The exercise: Below is some material; set it all down exactly, apart from the pictures.

Data entries
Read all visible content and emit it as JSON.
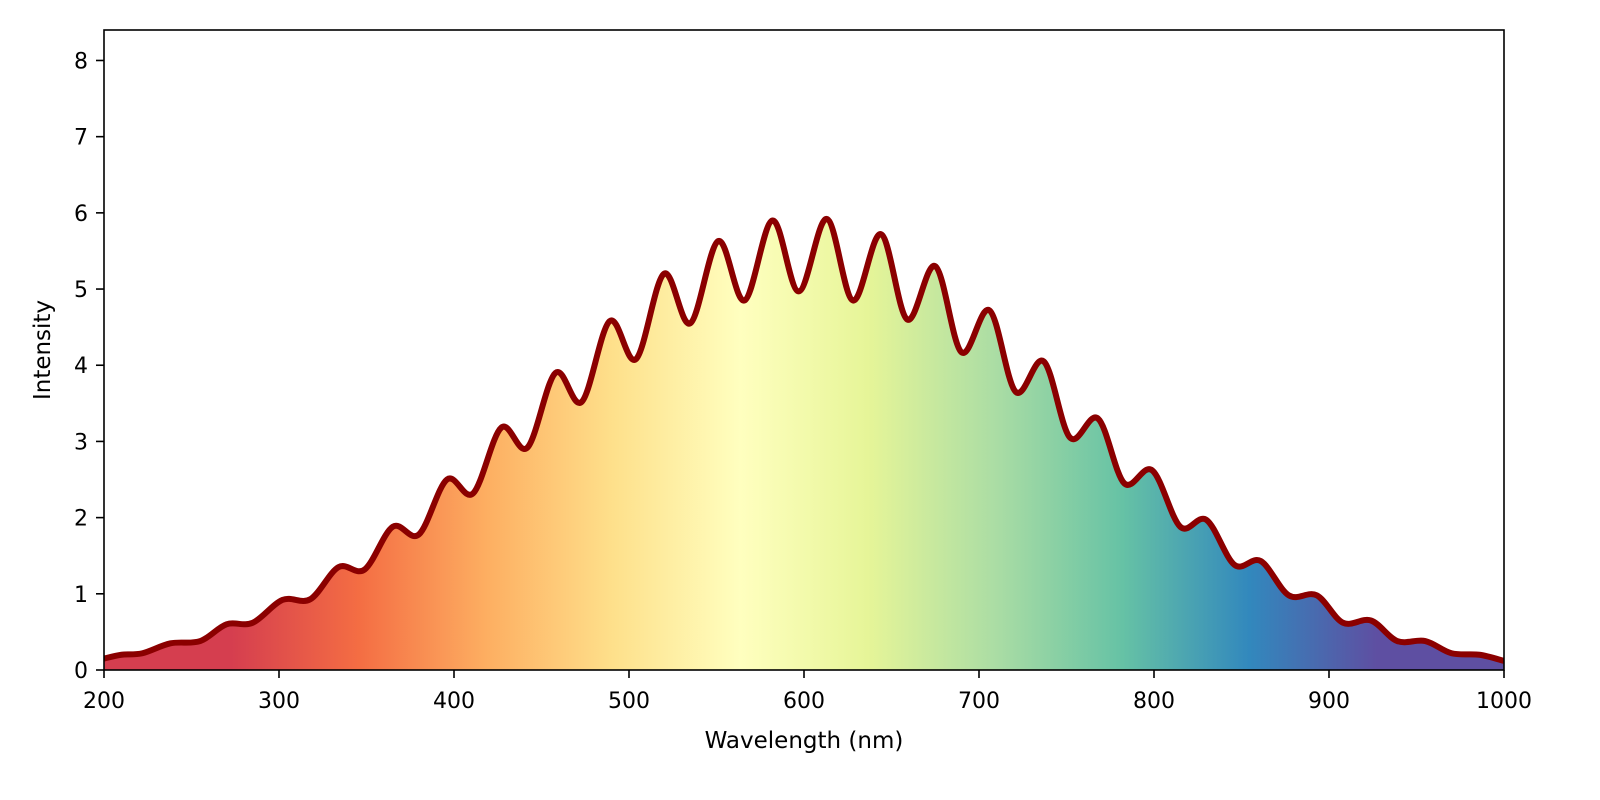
{
  "chart_data": {
    "type": "area",
    "title": "",
    "xlabel": "Wavelength (nm)",
    "ylabel": "Intensity",
    "xlim": [
      200,
      1000
    ],
    "ylim": [
      0,
      8.4
    ],
    "xticks": [
      200,
      300,
      400,
      500,
      600,
      700,
      800,
      900,
      1000
    ],
    "yticks": [
      0,
      1,
      2,
      3,
      4,
      5,
      6,
      7,
      8
    ],
    "grid": false,
    "line_color": "#8b0000",
    "fill_gradient": [
      "#d53e4f",
      "#d53e4f",
      "#f46d43",
      "#fdae61",
      "#fee08b",
      "#ffffbf",
      "#e6f598",
      "#abdda4",
      "#66c2a5",
      "#3288bd",
      "#5e4fa2",
      "#5e4fa2"
    ],
    "series": [
      {
        "x": [
          200,
          210,
          222,
          238,
          255,
          270,
          285,
          302,
          318,
          334,
          349,
          365,
          380,
          396,
          411,
          427,
          442,
          458,
          473,
          489,
          504,
          520,
          535,
          551,
          566,
          582,
          597,
          613,
          628,
          644,
          659,
          675,
          690,
          706,
          721,
          737,
          752,
          768,
          783,
          799,
          815,
          830,
          846,
          861,
          877,
          893,
          908,
          924,
          939,
          955,
          970,
          986,
          1000
        ],
        "values": [
          0.15,
          0.2,
          0.22,
          0.35,
          0.38,
          0.6,
          0.62,
          0.92,
          0.93,
          1.35,
          1.32,
          1.88,
          1.78,
          2.5,
          2.32,
          3.18,
          2.92,
          3.9,
          3.52,
          4.58,
          4.08,
          5.2,
          4.55,
          5.63,
          4.85,
          5.9,
          4.97,
          5.92,
          4.85,
          5.72,
          4.6,
          5.3,
          4.17,
          4.72,
          3.65,
          4.05,
          3.05,
          3.3,
          2.45,
          2.62,
          1.88,
          1.97,
          1.38,
          1.43,
          0.98,
          0.98,
          0.62,
          0.65,
          0.38,
          0.38,
          0.22,
          0.2,
          0.12
        ]
      }
    ]
  }
}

Full output:
Read all visible content and emit it as JSON.
{
  "chart_data": {
    "type": "area",
    "title": "",
    "xlabel": "Wavelength (nm)",
    "ylabel": "Intensity",
    "xlim": [
      200,
      1000
    ],
    "ylim": [
      0,
      8.4
    ],
    "xticks": [
      200,
      300,
      400,
      500,
      600,
      700,
      800,
      900,
      1000
    ],
    "yticks": [
      0,
      1,
      2,
      3,
      4,
      5,
      6,
      7,
      8
    ],
    "grid": false,
    "line_color": "#8b0000",
    "fill_gradient": [
      "#d53e4f",
      "#d53e4f",
      "#f46d43",
      "#fdae61",
      "#fee08b",
      "#ffffbf",
      "#e6f598",
      "#abdda4",
      "#66c2a5",
      "#3288bd",
      "#5e4fa2",
      "#5e4fa2"
    ],
    "series": [
      {
        "x": [
          200,
          210,
          222,
          238,
          255,
          270,
          285,
          302,
          318,
          334,
          349,
          365,
          380,
          396,
          411,
          427,
          442,
          458,
          473,
          489,
          504,
          520,
          535,
          551,
          566,
          582,
          597,
          613,
          628,
          644,
          659,
          675,
          690,
          706,
          721,
          737,
          752,
          768,
          783,
          799,
          815,
          830,
          846,
          861,
          877,
          893,
          908,
          924,
          939,
          955,
          970,
          986,
          1000
        ],
        "values": [
          0.15,
          0.2,
          0.22,
          0.35,
          0.38,
          0.6,
          0.62,
          0.92,
          0.93,
          1.35,
          1.32,
          1.88,
          1.78,
          2.5,
          2.32,
          3.18,
          2.92,
          3.9,
          3.52,
          4.58,
          4.08,
          5.2,
          4.55,
          5.63,
          4.85,
          5.9,
          4.97,
          5.92,
          4.85,
          5.72,
          4.6,
          5.3,
          4.17,
          4.72,
          3.65,
          4.05,
          3.05,
          3.3,
          2.45,
          2.62,
          1.88,
          1.97,
          1.38,
          1.43,
          0.98,
          0.98,
          0.62,
          0.65,
          0.38,
          0.38,
          0.22,
          0.2,
          0.12
        ]
      }
    ]
  }
}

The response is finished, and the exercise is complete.